== Instructions to follow ==
Your task is to transcribe all the entries exactly, excluding pictures.

[Entries from a dataset]
::::::
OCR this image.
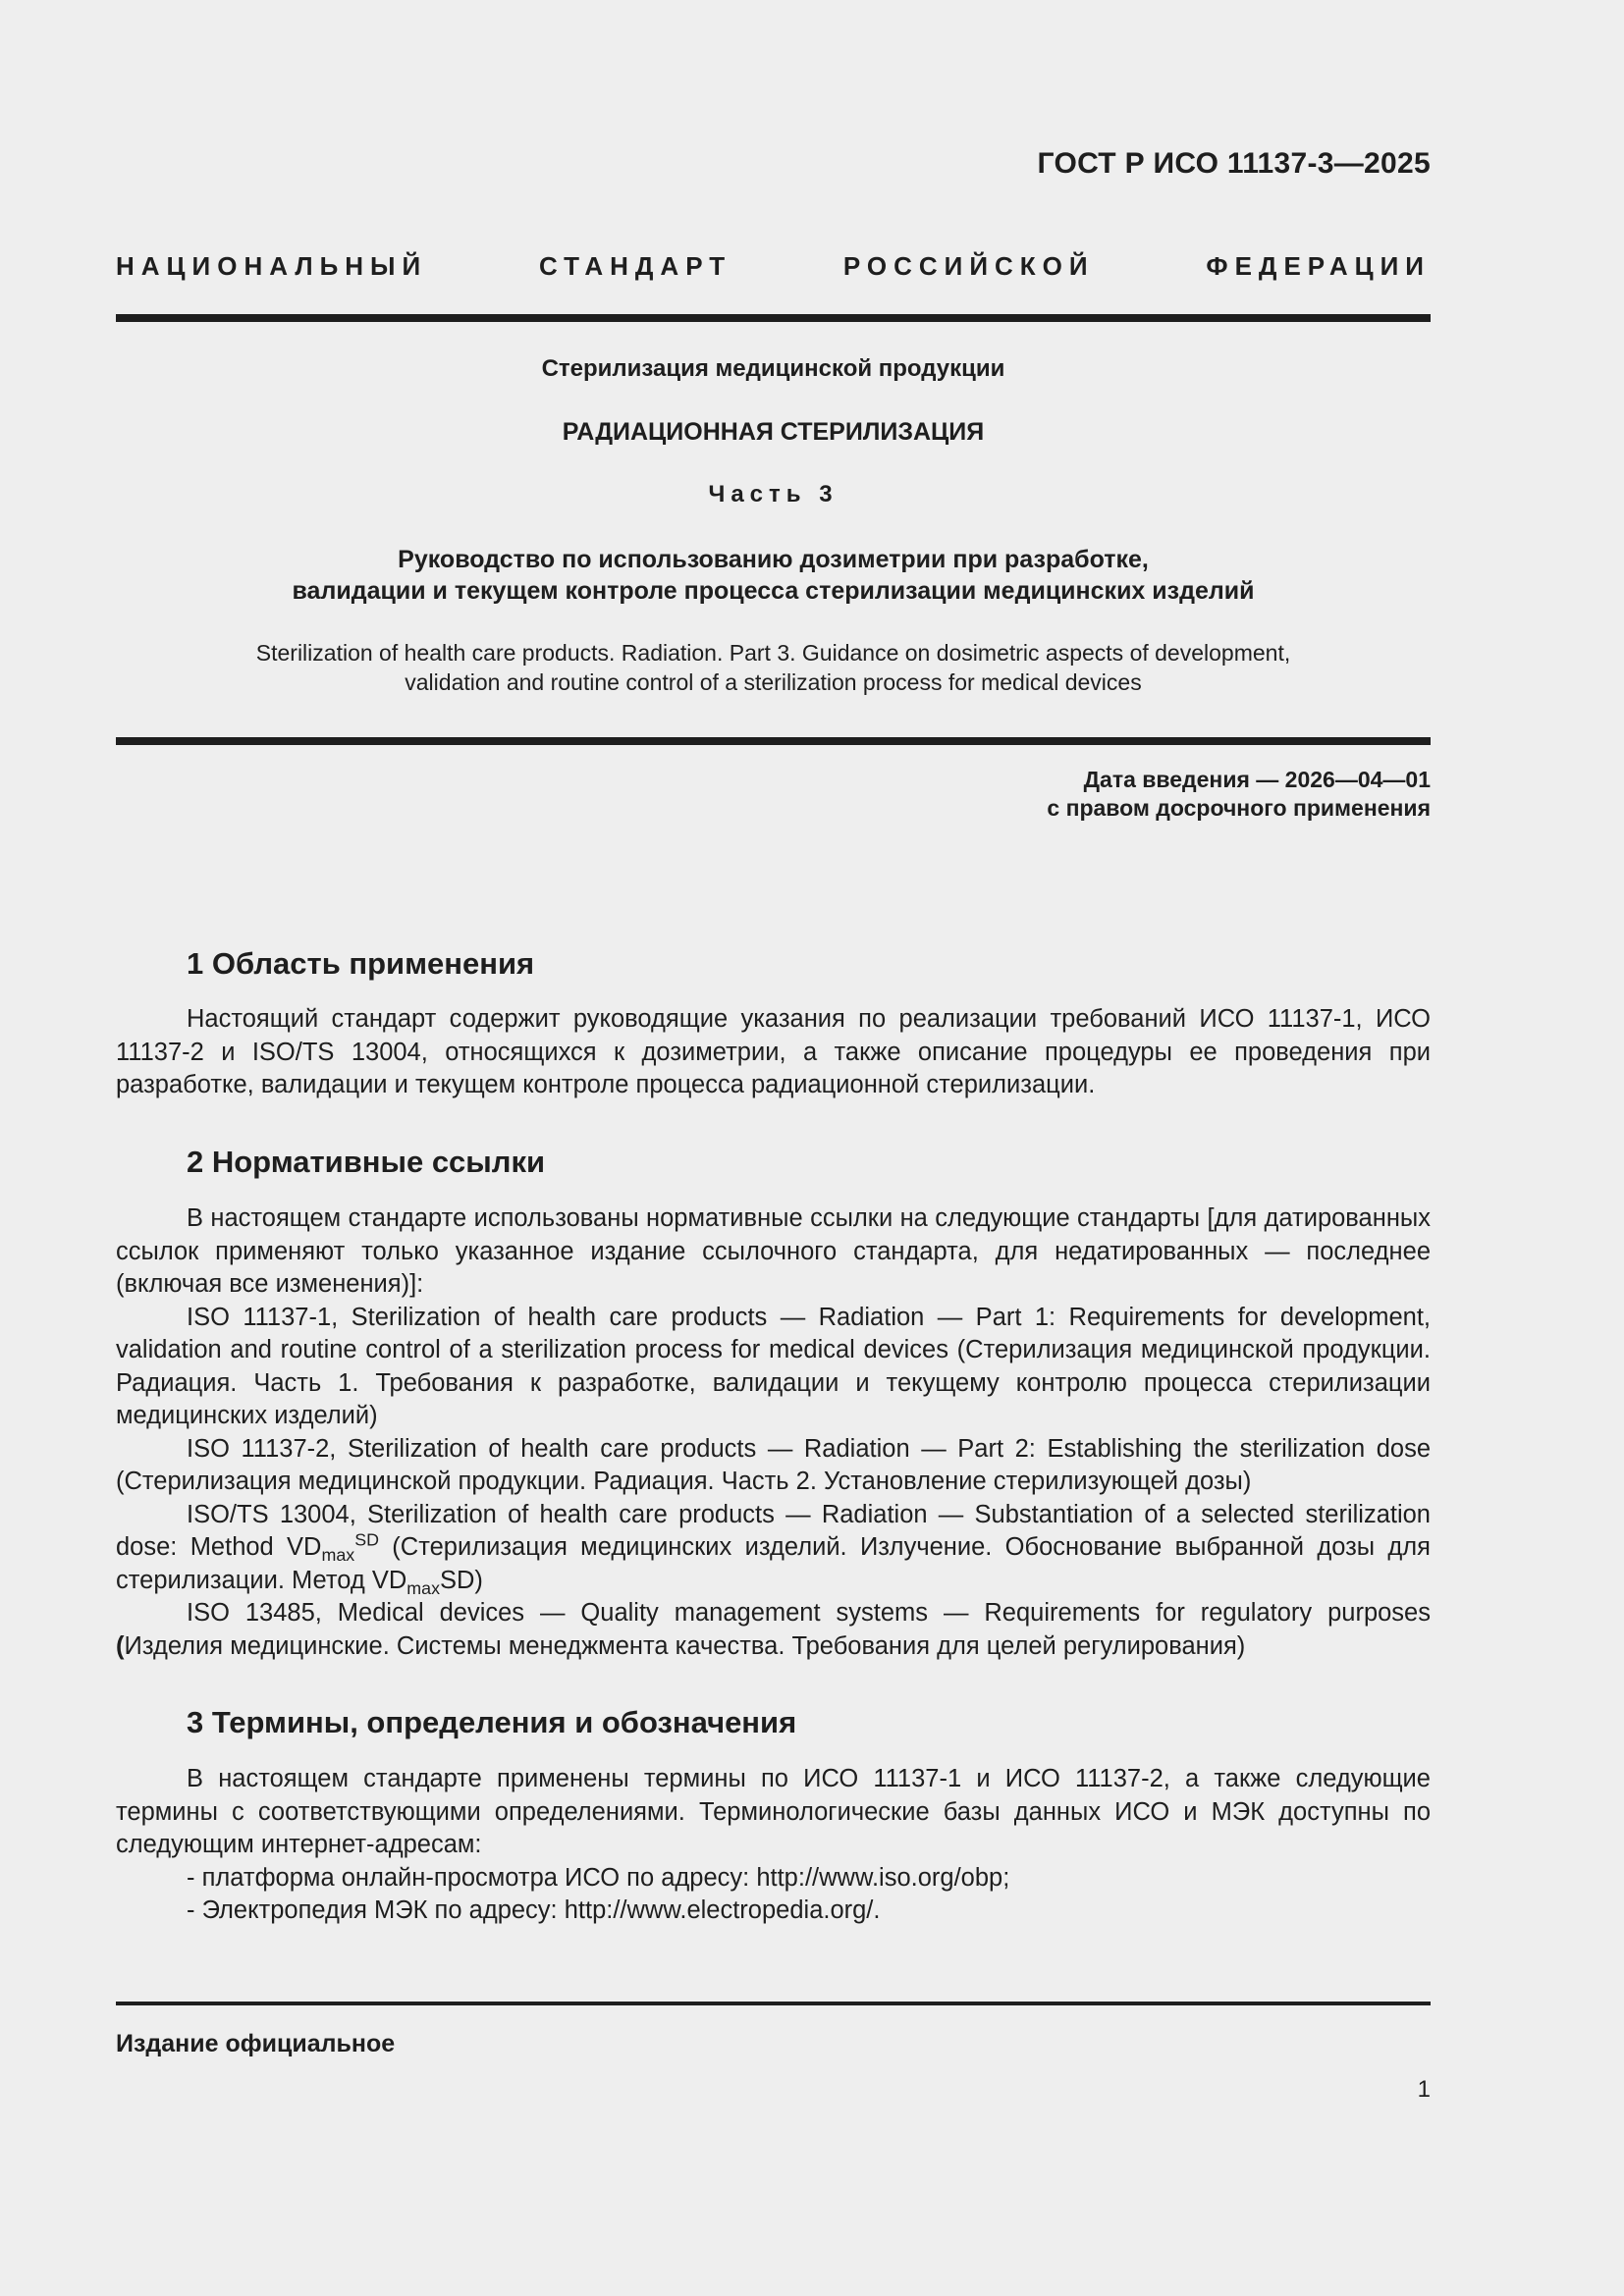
ГОСТ Р ИСО 11137-3—2025
НАЦИОНАЛЬНЫЙ СТАНДАРТ РОССИЙСКОЙ ФЕДЕРАЦИИ
Стерилизация медицинской продукции
РАДИАЦИОННАЯ СТЕРИЛИЗАЦИЯ
Часть 3
Руководство по использованию дозиметрии при разработке,
валидации и текущем контроле процесса стерилизации медицинских изделий
Sterilization of health care products. Radiation. Part 3. Guidance on dosimetric aspects of development,
validation and routine control of a sterilization process for medical devices
Дата введения — 2026—04—01
с правом досрочного применения
1 Область применения

Настоящий стандарт содержит руководящие указания по реализации требований ИСО 11137-1, ИСО 11137-2 и ISO/TS 13004, относящихся к дозиметрии, а также описание процедуры ее проведения при разработке, валидации и текущем контроле процесса радиационной стерилизации.

2 Нормативные ссылки

В настоящем стандарте использованы нормативные ссылки на следующие стандарты [для датированных ссылок применяют только указанное издание ссылочного стандарта, для недатированных — последнее (включая все изменения)]:

ISO 11137-1, Sterilization of health care products — Radiation — Part 1: Requirements for development, validation and routine control of a sterilization process for medical devices (Стерилизация медицинской продукции. Радиация. Часть 1. Требования к разработке, валидации и текущему контролю процесса стерилизации медицинских изделий)

ISO 11137-2, Sterilization of health care products — Radiation — Part 2: Establishing the sterilization dose (Стерилизация медицинской продукции. Радиация. Часть 2. Установление стерилизующей дозы)

ISO/TS 13004, Sterilization of health care products — Radiation — Substantiation of a selected sterilization dose: Method $VD_{max}^{SD}$ (Стерилизация медицинских изделий. Излучение. Обоснование выбранной дозы для стерилизации. Метод $VD_{max}SD$)

ISO 13485, Medical devices — Quality management systems — Requirements for regulatory purposes (Изделия медицинские. Системы менеджмента качества. Требования для целей регулирования)

3 Термины, определения и обозначения

В настоящем стандарте применены термины по ИСО 11137-1 и ИСО 11137-2, а также следующие термины с соответствующими определениями. Терминологические базы данных ИСО и МЭК доступны по следующим интернет-адресам:

- платформа онлайн-просмотра ИСО по адресу: http://www.iso.org/obp;

- Электропедия МЭК по адресу: http://www.electropedia.org/.

Издание официальное
1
::::::
== Solution to the exercise ==
OCR this image.
ГОСТ Р ИСО 11137-3—2025
НАЦИОНАЛЬНЫЙ СТАНДАРТ РОССИЙСКОЙ ФЕДЕРАЦИИ
Стерилизация медицинской продукции
РАДИАЦИОННАЯ СТЕРИЛИЗАЦИЯ
Часть 3
Руководство по использованию дозиметрии при разработке,
валидации и текущем контроле процесса стерилизации медицинских изделий
Sterilization of health care products. Radiation. Part 3. Guidance on dosimetric aspects of development,
validation and routine control of a sterilization process for medical devices
Дата введения — 2026—04—01
с правом досрочного применения
1 Область применения

Настоящий стандарт содержит руководящие указания по реализации требований ИСО 11137-1, ИСО 11137-2 и ISO/TS 13004, относящихся к дозиметрии, а также описание процедуры ее проведения при разработке, валидации и текущем контроле процесса радиационной стерилизации.

2 Нормативные ссылки

В настоящем стандарте использованы нормативные ссылки на следующие стандарты [для датированных ссылок применяют только указанное издание ссылочного стандарта, для недатированных — последнее (включая все изменения)]:

ISO 11137-1, Sterilization of health care products — Radiation — Part 1: Requirements for development, validation and routine control of a sterilization process for medical devices (Стерилизация медицинской продукции. Радиация. Часть 1. Требования к разработке, валидации и текущему контролю процесса стерилизации медицинских изделий)

ISO 11137-2, Sterilization of health care products — Radiation — Part 2: Establishing the sterilization dose (Стерилизация медицинской продукции. Радиация. Часть 2. Установление стерилизующей дозы)

ISO/TS 13004, Sterilization of health care products — Radiation — Substantiation of a selected sterilization dose: Method $VD_{max}^{SD}$ (Стерилизация медицинских изделий. Излучение. Обоснование выбранной дозы для стерилизации. Метод $VD_{max}SD$)

ISO 13485, Medical devices — Quality management systems — Requirements for regulatory purposes (Изделия медицинские. Системы менеджмента качества. Требования для целей регулирования)

3 Термины, определения и обозначения

В настоящем стандарте применены термины по ИСО 11137-1 и ИСО 11137-2, а также следующие термины с соответствующими определениями. Терминологические базы данных ИСО и МЭК доступны по следующим интернет-адресам:

- платформа онлайн-просмотра ИСО по адресу: http://www.iso.org/obp;

- Электропедия МЭК по адресу: http://www.electropedia.org/.

Издание официальное
1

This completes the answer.